TASK DESCRIPTION: Bring together copies of the lines in the data below that contain the word "code".

Structured page parsing data:
====

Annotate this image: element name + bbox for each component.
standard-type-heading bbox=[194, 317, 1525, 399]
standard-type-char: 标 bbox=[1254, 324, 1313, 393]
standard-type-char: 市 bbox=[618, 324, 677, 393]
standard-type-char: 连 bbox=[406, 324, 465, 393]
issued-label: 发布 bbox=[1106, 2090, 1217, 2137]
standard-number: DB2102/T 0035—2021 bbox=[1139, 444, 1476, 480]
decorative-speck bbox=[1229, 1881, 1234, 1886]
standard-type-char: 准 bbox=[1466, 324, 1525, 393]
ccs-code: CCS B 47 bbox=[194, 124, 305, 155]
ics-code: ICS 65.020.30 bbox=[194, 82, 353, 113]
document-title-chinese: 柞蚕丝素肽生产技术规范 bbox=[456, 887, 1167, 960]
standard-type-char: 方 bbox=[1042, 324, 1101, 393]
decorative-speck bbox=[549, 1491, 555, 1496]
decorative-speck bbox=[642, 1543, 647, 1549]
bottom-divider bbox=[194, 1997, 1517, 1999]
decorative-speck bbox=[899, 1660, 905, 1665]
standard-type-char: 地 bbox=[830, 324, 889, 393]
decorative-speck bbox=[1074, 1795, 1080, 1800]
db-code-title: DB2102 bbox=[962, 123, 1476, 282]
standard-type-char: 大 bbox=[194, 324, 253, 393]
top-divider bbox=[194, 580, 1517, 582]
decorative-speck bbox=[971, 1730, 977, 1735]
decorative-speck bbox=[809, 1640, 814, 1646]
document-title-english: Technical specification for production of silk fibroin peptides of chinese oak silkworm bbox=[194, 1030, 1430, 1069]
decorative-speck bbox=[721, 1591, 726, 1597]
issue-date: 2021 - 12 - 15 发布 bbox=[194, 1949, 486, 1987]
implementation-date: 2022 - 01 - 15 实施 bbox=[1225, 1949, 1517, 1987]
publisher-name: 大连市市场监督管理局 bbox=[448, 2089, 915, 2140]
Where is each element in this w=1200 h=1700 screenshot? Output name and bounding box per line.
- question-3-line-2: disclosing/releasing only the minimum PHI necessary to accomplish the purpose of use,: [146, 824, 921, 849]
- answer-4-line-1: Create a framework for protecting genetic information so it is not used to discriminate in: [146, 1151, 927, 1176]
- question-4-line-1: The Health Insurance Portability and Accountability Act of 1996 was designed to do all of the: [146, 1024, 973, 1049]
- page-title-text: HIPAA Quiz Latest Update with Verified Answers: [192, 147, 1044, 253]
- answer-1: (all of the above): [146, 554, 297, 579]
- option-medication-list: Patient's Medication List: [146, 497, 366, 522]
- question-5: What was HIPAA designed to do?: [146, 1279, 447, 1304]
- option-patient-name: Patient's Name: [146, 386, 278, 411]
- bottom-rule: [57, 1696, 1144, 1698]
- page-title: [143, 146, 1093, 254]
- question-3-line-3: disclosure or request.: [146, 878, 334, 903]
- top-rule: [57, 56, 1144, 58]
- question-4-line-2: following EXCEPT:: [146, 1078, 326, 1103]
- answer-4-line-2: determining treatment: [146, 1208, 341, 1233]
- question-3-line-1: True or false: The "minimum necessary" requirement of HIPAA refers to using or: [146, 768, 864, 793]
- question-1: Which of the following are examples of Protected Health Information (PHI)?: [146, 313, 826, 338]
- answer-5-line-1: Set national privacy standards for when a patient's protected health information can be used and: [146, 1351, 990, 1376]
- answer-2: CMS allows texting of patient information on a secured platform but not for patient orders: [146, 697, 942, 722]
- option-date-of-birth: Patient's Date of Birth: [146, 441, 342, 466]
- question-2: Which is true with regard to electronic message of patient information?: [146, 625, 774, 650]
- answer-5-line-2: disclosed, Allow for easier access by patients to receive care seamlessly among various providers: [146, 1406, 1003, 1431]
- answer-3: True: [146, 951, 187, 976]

====

EXERCISE SOLUTION:
ccs-code: CCS B 47 bbox=[194, 124, 305, 155]
ics-code: ICS 65.020.30 bbox=[194, 82, 353, 113]
db-code-title: DB2102 bbox=[962, 123, 1476, 282]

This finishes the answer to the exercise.